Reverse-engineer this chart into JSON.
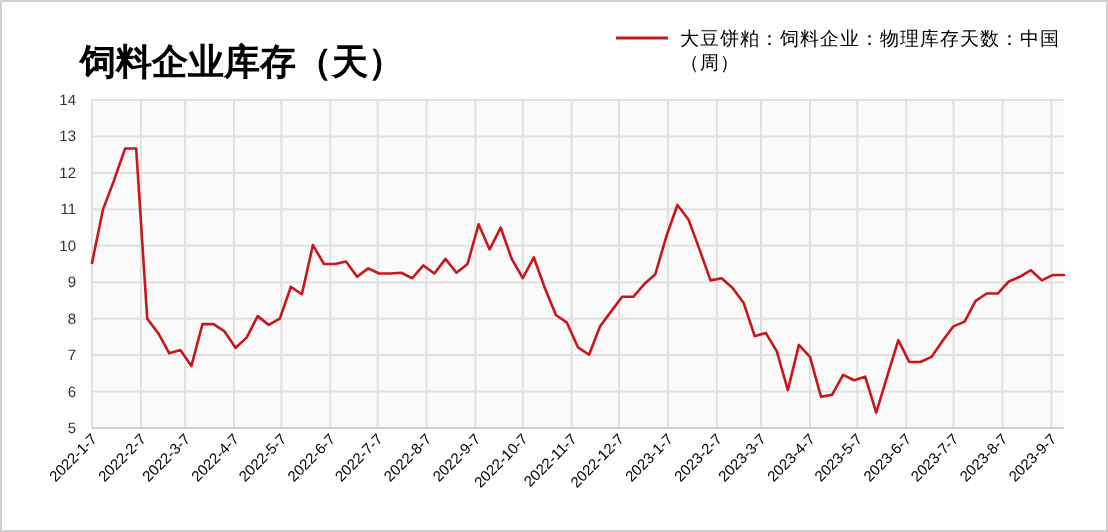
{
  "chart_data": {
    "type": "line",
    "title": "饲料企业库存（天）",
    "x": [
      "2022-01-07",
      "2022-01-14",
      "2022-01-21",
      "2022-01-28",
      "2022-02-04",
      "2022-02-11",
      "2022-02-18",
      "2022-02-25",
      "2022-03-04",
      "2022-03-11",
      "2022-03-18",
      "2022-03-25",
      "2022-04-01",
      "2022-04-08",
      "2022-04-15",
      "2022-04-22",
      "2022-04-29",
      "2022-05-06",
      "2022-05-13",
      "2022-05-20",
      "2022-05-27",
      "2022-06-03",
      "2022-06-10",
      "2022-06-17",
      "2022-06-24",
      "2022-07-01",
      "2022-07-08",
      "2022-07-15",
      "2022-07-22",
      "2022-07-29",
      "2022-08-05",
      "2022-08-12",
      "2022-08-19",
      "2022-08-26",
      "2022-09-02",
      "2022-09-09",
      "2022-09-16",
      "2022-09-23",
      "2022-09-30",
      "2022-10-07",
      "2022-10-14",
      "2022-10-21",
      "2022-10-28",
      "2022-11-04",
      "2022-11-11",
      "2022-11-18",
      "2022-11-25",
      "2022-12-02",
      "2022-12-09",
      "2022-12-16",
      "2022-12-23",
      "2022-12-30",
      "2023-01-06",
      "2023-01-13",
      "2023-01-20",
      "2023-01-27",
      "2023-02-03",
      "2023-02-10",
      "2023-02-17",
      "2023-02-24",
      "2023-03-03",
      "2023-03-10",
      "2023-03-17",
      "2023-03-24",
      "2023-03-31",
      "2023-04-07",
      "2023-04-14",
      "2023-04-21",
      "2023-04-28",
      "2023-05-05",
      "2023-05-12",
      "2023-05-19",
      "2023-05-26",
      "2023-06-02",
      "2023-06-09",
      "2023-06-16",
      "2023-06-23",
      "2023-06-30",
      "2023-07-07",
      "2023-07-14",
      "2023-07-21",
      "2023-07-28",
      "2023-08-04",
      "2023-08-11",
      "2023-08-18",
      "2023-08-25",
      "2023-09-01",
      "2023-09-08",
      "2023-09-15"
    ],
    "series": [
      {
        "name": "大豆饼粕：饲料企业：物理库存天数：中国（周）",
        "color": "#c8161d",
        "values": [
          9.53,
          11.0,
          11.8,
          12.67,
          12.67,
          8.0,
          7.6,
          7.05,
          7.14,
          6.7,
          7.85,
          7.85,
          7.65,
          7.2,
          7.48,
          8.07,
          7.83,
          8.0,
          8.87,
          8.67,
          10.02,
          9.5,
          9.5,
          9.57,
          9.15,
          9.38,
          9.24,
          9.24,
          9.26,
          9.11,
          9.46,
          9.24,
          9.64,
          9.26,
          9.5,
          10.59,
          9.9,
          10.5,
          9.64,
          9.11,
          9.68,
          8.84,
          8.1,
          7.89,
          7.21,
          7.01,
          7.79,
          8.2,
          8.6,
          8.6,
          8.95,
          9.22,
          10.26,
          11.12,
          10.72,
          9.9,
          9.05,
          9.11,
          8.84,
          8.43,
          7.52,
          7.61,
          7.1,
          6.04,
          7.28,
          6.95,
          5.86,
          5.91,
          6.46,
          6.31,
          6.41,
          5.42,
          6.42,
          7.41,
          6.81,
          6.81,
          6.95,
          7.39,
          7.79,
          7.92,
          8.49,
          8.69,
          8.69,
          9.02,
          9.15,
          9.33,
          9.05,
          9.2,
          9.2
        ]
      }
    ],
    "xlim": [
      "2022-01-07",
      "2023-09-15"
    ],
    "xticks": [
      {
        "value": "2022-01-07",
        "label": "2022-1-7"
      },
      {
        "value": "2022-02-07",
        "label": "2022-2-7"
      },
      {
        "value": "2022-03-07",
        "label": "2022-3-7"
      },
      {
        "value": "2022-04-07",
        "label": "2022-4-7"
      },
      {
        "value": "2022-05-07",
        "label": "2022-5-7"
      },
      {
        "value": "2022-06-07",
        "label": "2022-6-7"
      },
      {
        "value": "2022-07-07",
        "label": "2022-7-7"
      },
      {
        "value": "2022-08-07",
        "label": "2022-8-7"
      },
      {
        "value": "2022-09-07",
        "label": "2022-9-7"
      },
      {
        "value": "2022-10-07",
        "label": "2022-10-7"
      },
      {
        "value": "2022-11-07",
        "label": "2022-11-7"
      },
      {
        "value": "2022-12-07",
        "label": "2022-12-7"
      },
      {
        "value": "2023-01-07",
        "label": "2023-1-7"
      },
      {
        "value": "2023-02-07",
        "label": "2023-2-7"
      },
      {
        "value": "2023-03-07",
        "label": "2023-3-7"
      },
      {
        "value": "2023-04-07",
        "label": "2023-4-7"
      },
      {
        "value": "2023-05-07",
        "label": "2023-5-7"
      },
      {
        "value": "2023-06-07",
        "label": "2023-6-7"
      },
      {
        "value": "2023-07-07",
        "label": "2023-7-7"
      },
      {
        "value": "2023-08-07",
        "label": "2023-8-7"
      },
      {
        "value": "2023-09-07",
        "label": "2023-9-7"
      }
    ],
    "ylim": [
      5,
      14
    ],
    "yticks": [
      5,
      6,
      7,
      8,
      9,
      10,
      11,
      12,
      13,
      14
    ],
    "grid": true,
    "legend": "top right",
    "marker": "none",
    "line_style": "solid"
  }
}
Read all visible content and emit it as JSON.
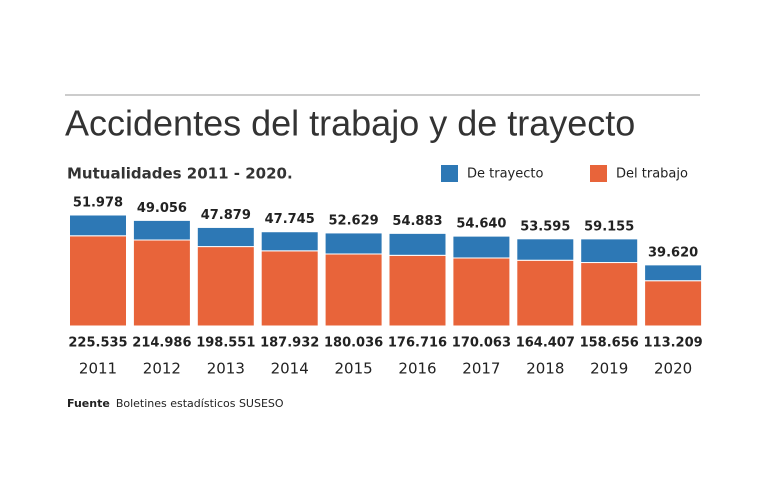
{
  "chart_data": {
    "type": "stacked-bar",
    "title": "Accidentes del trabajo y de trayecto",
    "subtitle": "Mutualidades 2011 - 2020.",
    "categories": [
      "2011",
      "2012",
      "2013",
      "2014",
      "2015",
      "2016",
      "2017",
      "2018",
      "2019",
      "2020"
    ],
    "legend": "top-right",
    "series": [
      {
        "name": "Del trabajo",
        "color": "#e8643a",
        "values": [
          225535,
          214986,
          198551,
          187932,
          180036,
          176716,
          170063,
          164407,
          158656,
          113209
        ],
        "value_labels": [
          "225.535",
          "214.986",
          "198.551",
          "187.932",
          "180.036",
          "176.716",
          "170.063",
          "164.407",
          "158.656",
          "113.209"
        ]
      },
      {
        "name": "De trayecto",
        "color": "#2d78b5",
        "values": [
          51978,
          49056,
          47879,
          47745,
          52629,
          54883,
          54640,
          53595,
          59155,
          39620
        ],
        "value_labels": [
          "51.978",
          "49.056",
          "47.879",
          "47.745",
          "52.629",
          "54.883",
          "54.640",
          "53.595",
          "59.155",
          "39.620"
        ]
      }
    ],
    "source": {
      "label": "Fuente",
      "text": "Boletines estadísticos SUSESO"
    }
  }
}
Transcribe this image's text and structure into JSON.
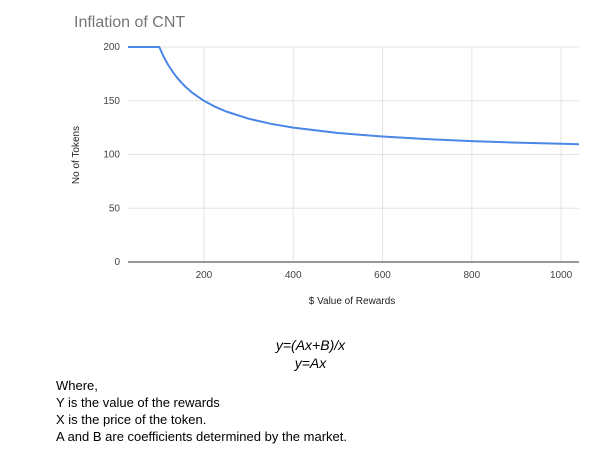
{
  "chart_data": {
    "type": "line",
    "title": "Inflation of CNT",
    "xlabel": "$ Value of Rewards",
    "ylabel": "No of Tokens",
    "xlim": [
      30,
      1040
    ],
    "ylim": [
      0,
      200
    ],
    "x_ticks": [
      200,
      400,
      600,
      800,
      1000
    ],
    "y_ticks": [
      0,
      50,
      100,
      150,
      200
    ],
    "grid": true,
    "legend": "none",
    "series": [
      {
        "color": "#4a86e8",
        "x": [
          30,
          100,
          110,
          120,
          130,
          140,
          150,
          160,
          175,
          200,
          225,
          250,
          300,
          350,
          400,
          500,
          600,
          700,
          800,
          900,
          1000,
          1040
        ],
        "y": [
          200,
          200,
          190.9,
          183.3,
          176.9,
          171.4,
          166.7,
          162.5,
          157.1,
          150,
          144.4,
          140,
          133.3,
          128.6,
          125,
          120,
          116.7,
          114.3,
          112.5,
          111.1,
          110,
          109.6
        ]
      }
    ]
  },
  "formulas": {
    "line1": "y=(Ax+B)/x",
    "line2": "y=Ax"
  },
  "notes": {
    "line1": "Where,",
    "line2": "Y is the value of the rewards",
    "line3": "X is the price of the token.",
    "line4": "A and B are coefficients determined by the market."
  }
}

◇ ◇ ◇ ◇ ◇

Search the listing for the string "text". Copy each line where it turns up.

      "text": "Boletines estadísticos SUSESO"
Transcribe this image's text and structure into JSON.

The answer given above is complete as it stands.